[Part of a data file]
- - - - -

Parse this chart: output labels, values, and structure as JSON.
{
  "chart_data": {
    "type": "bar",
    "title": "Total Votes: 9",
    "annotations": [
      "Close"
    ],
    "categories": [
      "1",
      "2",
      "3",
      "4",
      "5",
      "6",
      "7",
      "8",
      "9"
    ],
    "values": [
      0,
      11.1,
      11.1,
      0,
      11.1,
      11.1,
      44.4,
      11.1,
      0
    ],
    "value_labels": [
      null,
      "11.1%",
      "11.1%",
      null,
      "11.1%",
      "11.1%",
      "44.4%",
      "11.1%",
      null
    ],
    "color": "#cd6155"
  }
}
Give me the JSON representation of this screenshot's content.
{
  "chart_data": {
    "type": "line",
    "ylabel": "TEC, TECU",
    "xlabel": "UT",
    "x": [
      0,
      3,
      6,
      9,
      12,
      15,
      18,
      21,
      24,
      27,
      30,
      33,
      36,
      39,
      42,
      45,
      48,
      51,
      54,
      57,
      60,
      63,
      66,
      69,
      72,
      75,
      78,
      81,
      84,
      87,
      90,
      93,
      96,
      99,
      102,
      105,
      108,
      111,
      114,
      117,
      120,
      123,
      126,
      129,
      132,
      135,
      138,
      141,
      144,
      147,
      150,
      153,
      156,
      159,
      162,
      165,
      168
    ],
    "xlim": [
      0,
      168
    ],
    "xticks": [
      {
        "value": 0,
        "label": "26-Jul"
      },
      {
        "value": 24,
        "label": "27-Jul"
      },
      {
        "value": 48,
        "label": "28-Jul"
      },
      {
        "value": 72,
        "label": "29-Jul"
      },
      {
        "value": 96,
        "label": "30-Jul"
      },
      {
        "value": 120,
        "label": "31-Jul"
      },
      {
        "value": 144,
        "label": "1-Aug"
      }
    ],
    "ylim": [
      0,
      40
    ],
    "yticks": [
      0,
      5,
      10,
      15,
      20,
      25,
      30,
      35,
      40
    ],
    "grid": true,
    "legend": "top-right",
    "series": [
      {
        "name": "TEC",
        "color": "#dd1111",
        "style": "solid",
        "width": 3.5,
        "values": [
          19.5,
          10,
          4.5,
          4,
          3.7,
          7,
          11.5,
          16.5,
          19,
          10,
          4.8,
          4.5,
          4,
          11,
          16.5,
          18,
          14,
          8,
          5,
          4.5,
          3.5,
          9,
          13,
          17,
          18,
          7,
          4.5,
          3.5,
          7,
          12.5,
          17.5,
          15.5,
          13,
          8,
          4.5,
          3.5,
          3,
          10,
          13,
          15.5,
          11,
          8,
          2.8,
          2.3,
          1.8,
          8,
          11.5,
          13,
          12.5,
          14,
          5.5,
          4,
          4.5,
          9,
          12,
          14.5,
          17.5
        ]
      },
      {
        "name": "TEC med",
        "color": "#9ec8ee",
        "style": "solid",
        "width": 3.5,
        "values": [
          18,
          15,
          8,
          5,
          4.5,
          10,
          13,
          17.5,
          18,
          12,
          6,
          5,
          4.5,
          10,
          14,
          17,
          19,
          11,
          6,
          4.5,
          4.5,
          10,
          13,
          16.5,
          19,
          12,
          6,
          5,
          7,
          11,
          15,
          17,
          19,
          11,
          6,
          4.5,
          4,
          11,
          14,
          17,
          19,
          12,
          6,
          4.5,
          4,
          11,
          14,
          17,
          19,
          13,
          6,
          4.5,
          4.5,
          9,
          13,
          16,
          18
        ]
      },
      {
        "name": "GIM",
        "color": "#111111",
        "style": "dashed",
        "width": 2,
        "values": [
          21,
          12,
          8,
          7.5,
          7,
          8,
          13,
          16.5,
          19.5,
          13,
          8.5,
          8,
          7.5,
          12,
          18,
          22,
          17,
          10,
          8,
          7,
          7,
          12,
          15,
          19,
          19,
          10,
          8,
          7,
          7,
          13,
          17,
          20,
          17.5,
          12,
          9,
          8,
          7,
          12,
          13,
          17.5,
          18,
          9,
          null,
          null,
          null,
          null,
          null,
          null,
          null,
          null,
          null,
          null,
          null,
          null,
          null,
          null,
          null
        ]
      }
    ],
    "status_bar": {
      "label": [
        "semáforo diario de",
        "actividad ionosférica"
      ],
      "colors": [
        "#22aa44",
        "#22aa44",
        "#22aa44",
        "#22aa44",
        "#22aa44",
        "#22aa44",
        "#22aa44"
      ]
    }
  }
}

- - - - -

Requirements:
Exactly reproduce every line of the records.

Exercise result:
Parse this chart: output labels, values, and structure as JSON.
{
  "chart_data": {
    "type": "bar",
    "title": "Total Votes: 9",
    "annotations": [
      "Close"
    ],
    "categories": [
      "1",
      "2",
      "3",
      "4",
      "5",
      "6",
      "7",
      "8",
      "9"
    ],
    "values": [
      0,
      11.1,
      11.1,
      0,
      11.1,
      11.1,
      44.4,
      11.1,
      0
    ],
    "value_labels": [
      null,
      "11.1%",
      "11.1%",
      null,
      "11.1%",
      "11.1%",
      "44.4%",
      "11.1%",
      null
    ],
    "color": "#cd6155"
  }
}
Give me the JSON representation of this screenshot's content.
{
  "chart_data": {
    "type": "line",
    "ylabel": "TEC, TECU",
    "xlabel": "UT",
    "x": [
      0,
      3,
      6,
      9,
      12,
      15,
      18,
      21,
      24,
      27,
      30,
      33,
      36,
      39,
      42,
      45,
      48,
      51,
      54,
      57,
      60,
      63,
      66,
      69,
      72,
      75,
      78,
      81,
      84,
      87,
      90,
      93,
      96,
      99,
      102,
      105,
      108,
      111,
      114,
      117,
      120,
      123,
      126,
      129,
      132,
      135,
      138,
      141,
      144,
      147,
      150,
      153,
      156,
      159,
      162,
      165,
      168
    ],
    "xlim": [
      0,
      168
    ],
    "xticks": [
      {
        "value": 0,
        "label": "26-Jul"
      },
      {
        "value": 24,
        "label": "27-Jul"
      },
      {
        "value": 48,
        "label": "28-Jul"
      },
      {
        "value": 72,
        "label": "29-Jul"
      },
      {
        "value": 96,
        "label": "30-Jul"
      },
      {
        "value": 120,
        "label": "31-Jul"
      },
      {
        "value": 144,
        "label": "1-Aug"
      }
    ],
    "ylim": [
      0,
      40
    ],
    "yticks": [
      0,
      5,
      10,
      15,
      20,
      25,
      30,
      35,
      40
    ],
    "grid": true,
    "legend": "top-right",
    "series": [
      {
        "name": "TEC",
        "color": "#dd1111",
        "style": "solid",
        "width": 3.5,
        "values": [
          19.5,
          10,
          4.5,
          4,
          3.7,
          7,
          11.5,
          16.5,
          19,
          10,
          4.8,
          4.5,
          4,
          11,
          16.5,
          18,
          14,
          8,
          5,
          4.5,
          3.5,
          9,
          13,
          17,
          18,
          7,
          4.5,
          3.5,
          7,
          12.5,
          17.5,
          15.5,
          13,
          8,
          4.5,
          3.5,
          3,
          10,
          13,
          15.5,
          11,
          8,
          2.8,
          2.3,
          1.8,
          8,
          11.5,
          13,
          12.5,
          14,
          5.5,
          4,
          4.5,
          9,
          12,
          14.5,
          17.5
        ]
      },
      {
        "name": "TEC med",
        "color": "#9ec8ee",
        "style": "solid",
        "width": 3.5,
        "values": [
          18,
          15,
          8,
          5,
          4.5,
          10,
          13,
          17.5,
          18,
          12,
          6,
          5,
          4.5,
          10,
          14,
          17,
          19,
          11,
          6,
          4.5,
          4.5,
          10,
          13,
          16.5,
          19,
          12,
          6,
          5,
          7,
          11,
          15,
          17,
          19,
          11,
          6,
          4.5,
          4,
          11,
          14,
          17,
          19,
          12,
          6,
          4.5,
          4,
          11,
          14,
          17,
          19,
          13,
          6,
          4.5,
          4.5,
          9,
          13,
          16,
          18
        ]
      },
      {
        "name": "GIM",
        "color": "#111111",
        "style": "dashed",
        "width": 2,
        "values": [
          21,
          12,
          8,
          7.5,
          7,
          8,
          13,
          16.5,
          19.5,
          13,
          8.5,
          8,
          7.5,
          12,
          18,
          22,
          17,
          10,
          8,
          7,
          7,
          12,
          15,
          19,
          19,
          10,
          8,
          7,
          7,
          13,
          17,
          20,
          17.5,
          12,
          9,
          8,
          7,
          12,
          13,
          17.5,
          18,
          9,
          null,
          null,
          null,
          null,
          null,
          null,
          null,
          null,
          null,
          null,
          null,
          null,
          null,
          null,
          null
        ]
      }
    ],
    "status_bar": {
      "label": [
        "semáforo diario de",
        "actividad ionosférica"
      ],
      "colors": [
        "#22aa44",
        "#22aa44",
        "#22aa44",
        "#22aa44",
        "#22aa44",
        "#22aa44",
        "#22aa44"
      ]
    }
  }
}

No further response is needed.